■ **Record excerpts**
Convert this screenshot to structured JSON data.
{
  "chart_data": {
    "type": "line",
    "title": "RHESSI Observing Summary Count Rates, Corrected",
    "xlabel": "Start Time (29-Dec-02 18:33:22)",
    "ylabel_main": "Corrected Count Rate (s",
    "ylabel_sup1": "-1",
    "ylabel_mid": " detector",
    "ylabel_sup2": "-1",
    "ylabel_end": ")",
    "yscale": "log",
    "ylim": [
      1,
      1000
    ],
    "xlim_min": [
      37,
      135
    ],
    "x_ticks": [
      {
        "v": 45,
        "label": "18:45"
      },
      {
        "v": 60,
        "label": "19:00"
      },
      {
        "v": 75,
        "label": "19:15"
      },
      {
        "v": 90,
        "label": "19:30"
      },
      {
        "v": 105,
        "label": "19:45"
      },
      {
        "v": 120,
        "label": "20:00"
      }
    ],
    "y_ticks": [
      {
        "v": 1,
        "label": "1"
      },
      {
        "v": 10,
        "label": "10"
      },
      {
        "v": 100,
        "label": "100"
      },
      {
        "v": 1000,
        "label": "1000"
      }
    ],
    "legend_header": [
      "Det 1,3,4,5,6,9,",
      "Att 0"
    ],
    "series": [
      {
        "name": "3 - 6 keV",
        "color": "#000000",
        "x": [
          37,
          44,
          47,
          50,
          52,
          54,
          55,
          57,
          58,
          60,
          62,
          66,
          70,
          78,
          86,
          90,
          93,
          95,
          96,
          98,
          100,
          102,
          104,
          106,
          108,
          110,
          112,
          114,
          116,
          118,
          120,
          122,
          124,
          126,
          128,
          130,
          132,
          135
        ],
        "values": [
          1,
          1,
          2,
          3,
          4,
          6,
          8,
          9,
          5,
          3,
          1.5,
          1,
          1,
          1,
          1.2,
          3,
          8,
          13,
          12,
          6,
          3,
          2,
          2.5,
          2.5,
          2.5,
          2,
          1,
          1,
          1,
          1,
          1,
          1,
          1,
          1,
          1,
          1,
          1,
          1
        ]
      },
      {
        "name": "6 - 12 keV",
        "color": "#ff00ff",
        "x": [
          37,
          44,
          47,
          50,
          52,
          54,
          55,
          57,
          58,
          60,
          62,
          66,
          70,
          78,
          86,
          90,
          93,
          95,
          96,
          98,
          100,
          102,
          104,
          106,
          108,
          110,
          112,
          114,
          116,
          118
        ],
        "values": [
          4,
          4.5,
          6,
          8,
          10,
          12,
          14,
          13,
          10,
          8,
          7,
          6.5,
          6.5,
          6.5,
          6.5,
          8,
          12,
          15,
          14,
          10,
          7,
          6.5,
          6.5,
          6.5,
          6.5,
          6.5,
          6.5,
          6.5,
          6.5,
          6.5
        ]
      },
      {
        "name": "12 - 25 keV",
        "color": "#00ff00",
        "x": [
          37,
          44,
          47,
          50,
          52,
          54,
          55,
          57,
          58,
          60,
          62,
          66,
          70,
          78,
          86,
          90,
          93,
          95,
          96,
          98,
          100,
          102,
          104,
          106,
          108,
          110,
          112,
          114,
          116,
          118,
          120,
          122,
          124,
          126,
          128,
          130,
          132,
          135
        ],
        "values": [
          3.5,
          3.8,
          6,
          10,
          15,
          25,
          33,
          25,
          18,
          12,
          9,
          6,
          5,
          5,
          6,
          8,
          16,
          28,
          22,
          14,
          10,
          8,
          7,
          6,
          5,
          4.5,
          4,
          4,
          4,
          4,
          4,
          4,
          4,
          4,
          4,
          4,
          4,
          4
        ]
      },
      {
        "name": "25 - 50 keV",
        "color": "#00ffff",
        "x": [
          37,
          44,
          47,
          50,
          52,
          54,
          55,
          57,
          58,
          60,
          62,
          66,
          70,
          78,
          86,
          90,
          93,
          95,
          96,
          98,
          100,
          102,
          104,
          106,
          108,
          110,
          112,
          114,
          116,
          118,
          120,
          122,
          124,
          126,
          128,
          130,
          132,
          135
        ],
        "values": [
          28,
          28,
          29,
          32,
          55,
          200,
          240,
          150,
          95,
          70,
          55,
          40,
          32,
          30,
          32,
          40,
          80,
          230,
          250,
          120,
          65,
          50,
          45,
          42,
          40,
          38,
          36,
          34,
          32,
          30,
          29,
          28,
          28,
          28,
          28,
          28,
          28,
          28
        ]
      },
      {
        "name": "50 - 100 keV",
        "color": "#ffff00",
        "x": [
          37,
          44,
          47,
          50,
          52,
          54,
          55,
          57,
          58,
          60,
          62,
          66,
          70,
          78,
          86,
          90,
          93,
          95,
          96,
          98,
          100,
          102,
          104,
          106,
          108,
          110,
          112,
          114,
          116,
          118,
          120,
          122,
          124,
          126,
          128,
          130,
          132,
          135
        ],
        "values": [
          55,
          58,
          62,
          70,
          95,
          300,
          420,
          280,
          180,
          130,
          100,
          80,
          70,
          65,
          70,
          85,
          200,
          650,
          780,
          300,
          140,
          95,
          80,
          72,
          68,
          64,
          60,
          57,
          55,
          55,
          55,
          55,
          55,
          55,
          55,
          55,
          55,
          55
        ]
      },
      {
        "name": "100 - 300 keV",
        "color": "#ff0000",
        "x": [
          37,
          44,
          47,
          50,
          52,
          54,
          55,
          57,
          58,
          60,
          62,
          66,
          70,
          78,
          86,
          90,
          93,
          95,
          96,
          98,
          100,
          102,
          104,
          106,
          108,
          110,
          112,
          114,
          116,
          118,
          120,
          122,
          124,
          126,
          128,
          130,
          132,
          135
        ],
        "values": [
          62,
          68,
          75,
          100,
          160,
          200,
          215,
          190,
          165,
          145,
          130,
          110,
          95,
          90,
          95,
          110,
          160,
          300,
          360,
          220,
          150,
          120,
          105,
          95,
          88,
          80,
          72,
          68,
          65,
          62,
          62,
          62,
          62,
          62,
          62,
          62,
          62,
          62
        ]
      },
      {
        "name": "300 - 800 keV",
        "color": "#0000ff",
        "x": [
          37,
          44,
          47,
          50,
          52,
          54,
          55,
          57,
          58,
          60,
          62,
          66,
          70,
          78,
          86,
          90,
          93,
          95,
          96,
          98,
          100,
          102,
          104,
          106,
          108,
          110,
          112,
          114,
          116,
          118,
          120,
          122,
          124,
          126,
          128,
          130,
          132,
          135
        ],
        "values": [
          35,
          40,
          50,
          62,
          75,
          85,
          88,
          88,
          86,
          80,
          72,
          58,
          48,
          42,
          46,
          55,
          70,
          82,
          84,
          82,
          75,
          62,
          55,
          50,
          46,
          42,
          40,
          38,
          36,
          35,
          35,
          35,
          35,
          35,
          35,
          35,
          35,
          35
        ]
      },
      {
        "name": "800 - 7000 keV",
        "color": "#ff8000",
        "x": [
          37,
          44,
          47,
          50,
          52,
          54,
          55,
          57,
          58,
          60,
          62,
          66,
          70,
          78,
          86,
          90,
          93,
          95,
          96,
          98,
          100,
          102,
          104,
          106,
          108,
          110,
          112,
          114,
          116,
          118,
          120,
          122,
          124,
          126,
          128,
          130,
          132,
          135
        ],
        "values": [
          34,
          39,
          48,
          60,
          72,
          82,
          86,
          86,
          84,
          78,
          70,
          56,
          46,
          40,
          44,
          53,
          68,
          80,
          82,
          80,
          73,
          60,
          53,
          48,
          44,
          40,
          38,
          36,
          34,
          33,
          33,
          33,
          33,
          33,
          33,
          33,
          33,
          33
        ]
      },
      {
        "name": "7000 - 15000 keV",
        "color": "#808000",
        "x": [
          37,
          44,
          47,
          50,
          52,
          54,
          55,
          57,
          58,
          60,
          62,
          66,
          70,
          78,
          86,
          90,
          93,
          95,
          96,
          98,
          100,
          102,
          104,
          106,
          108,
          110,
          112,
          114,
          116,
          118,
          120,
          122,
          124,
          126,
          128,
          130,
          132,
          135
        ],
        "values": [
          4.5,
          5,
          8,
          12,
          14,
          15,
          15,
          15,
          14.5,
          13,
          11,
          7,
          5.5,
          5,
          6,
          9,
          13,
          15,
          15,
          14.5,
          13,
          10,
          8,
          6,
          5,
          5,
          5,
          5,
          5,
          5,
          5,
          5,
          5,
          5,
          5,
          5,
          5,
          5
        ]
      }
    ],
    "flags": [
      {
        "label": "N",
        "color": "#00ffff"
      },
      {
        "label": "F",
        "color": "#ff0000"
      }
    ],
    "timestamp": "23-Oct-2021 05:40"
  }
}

■ **Instructions to follow**
Identify the lines in the entries that hold "name" and return each one.

■ **Correct response**
        "name": "3 - 6 keV",
        "name": "6 - 12 keV",
        "name": "12 - 25 keV",
        "name": "25 - 50 keV",
        "name": "50 - 100 keV",
        "name": "100 - 300 keV",
        "name": "300 - 800 keV",
        "name": "800 - 7000 keV",
        "name": "7000 - 15000 keV",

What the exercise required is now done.